Exercise task
Look over the entries that follow and work out how many lines contain "Constanța". State the number only.

**** Entries

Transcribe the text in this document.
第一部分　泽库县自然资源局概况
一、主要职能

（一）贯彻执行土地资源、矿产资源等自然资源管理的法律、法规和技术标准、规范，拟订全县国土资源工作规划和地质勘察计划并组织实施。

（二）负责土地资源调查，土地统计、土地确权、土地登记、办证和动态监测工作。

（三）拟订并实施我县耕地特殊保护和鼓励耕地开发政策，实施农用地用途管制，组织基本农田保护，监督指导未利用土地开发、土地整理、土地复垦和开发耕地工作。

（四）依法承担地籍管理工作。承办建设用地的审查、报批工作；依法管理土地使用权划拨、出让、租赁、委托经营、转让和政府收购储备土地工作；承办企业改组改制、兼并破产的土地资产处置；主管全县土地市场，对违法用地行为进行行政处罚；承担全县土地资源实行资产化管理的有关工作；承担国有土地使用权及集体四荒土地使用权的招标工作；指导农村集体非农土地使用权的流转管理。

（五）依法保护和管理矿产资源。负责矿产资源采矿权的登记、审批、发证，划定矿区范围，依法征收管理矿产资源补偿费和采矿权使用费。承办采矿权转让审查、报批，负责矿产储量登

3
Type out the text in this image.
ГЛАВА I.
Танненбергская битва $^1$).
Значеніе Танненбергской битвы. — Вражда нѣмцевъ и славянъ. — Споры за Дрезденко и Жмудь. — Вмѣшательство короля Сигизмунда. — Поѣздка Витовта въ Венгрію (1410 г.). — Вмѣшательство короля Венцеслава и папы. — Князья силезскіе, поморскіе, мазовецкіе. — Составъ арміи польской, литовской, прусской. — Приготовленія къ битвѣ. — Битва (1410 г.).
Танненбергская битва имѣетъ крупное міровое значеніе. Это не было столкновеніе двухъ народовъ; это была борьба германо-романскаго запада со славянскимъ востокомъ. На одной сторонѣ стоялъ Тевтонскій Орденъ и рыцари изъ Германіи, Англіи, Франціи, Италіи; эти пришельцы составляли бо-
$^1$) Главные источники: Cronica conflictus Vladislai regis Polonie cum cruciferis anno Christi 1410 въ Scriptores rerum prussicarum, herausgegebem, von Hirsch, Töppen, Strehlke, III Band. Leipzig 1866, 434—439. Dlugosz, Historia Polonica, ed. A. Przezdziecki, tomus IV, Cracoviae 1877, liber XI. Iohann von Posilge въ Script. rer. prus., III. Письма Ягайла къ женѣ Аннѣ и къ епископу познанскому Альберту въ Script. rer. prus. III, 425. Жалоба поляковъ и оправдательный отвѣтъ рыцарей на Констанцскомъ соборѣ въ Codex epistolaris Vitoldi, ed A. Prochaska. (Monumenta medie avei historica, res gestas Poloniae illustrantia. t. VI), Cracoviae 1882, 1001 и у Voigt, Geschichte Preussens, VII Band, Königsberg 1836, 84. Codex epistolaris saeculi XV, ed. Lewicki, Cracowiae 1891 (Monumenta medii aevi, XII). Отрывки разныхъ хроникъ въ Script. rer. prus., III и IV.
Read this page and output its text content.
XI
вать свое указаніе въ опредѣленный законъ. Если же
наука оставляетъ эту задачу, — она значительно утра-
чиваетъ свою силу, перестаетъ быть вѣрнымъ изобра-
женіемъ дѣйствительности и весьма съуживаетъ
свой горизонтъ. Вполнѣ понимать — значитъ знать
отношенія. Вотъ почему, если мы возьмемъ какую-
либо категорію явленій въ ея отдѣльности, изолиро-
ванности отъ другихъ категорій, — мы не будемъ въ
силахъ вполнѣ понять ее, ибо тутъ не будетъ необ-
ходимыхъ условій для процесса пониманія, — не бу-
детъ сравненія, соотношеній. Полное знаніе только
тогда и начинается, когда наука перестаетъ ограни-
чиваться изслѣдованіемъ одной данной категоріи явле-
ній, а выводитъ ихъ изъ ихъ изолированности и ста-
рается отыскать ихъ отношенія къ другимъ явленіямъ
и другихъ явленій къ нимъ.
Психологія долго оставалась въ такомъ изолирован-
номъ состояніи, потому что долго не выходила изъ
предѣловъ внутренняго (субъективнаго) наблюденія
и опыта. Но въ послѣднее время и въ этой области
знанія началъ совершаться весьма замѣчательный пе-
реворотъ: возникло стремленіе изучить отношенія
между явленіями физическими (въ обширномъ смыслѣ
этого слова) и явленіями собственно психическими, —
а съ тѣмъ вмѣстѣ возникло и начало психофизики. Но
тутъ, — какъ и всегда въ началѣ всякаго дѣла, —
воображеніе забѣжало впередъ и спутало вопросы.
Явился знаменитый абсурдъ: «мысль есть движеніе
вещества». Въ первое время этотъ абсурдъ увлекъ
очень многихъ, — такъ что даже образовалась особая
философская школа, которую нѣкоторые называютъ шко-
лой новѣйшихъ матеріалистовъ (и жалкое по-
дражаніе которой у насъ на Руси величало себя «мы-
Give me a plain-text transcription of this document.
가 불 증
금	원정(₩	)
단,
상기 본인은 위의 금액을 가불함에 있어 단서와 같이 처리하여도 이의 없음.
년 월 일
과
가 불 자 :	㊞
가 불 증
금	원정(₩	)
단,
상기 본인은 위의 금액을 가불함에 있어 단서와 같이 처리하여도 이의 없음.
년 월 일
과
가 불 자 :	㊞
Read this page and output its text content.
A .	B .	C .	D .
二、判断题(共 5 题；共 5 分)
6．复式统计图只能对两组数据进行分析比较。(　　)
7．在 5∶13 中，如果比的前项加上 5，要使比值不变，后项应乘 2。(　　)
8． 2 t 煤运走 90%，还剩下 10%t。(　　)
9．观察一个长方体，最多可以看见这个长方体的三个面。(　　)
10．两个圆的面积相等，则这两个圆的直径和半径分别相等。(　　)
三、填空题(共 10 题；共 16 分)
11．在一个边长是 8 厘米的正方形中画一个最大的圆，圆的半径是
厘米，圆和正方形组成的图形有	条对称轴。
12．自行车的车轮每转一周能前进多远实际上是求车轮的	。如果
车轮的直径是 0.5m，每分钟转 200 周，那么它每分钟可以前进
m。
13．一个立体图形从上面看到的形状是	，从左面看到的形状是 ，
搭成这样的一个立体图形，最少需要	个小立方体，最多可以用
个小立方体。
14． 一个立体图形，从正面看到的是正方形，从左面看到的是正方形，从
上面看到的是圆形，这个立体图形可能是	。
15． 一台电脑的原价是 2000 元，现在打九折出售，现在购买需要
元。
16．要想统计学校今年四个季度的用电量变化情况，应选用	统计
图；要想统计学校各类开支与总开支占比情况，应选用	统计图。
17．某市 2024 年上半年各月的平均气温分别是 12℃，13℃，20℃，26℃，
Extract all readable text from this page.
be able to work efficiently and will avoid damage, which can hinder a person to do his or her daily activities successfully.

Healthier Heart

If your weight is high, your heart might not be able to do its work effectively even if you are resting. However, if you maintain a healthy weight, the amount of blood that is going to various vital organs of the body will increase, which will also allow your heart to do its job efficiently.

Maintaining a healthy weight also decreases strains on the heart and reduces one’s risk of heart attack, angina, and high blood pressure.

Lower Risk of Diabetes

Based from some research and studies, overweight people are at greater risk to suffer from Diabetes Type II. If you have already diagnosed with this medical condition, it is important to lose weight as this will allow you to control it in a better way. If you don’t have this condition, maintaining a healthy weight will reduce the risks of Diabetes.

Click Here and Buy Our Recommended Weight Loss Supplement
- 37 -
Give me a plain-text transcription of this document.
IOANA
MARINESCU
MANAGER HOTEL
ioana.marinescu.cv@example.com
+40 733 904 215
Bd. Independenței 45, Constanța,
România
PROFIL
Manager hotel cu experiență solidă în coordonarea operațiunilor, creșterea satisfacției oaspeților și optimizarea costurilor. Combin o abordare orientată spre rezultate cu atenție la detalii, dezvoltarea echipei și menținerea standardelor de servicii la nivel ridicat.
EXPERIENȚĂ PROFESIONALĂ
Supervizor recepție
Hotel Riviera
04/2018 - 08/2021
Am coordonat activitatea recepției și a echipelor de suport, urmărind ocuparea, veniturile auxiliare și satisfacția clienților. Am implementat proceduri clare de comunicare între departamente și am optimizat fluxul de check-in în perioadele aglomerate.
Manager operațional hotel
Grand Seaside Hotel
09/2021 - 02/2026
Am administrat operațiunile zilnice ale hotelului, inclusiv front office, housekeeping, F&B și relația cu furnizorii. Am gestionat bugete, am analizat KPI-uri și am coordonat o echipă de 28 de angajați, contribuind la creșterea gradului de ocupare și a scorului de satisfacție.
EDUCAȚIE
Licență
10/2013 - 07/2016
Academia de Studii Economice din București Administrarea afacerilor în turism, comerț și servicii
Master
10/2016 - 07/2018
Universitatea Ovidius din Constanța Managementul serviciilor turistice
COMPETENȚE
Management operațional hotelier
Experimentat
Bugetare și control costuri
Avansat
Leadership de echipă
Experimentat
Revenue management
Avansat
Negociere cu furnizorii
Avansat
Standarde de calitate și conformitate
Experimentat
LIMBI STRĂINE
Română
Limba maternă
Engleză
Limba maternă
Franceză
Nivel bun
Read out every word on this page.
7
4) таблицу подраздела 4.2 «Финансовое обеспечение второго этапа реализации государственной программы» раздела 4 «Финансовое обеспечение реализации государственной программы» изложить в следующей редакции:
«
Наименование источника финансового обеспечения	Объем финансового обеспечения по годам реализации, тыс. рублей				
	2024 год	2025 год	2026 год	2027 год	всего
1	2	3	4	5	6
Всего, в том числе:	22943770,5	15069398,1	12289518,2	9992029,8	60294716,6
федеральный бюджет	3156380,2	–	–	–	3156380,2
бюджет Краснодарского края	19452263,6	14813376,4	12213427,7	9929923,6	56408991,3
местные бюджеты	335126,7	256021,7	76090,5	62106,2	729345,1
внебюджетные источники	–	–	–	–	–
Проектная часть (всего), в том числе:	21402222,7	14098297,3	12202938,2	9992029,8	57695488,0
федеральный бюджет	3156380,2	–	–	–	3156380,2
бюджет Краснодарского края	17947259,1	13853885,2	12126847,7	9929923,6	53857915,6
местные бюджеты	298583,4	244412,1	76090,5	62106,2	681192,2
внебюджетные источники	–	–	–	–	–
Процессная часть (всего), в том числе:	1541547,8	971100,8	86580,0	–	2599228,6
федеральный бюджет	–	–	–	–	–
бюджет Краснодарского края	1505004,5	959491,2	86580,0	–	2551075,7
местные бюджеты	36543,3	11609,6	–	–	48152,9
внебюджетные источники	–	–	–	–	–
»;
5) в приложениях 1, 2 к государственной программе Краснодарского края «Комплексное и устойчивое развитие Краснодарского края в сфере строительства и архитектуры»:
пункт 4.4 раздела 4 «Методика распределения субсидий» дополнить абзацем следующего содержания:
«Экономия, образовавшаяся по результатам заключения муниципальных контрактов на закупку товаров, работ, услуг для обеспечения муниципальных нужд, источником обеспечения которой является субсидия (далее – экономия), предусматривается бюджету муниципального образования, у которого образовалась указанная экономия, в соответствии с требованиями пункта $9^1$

********

Result of the task
2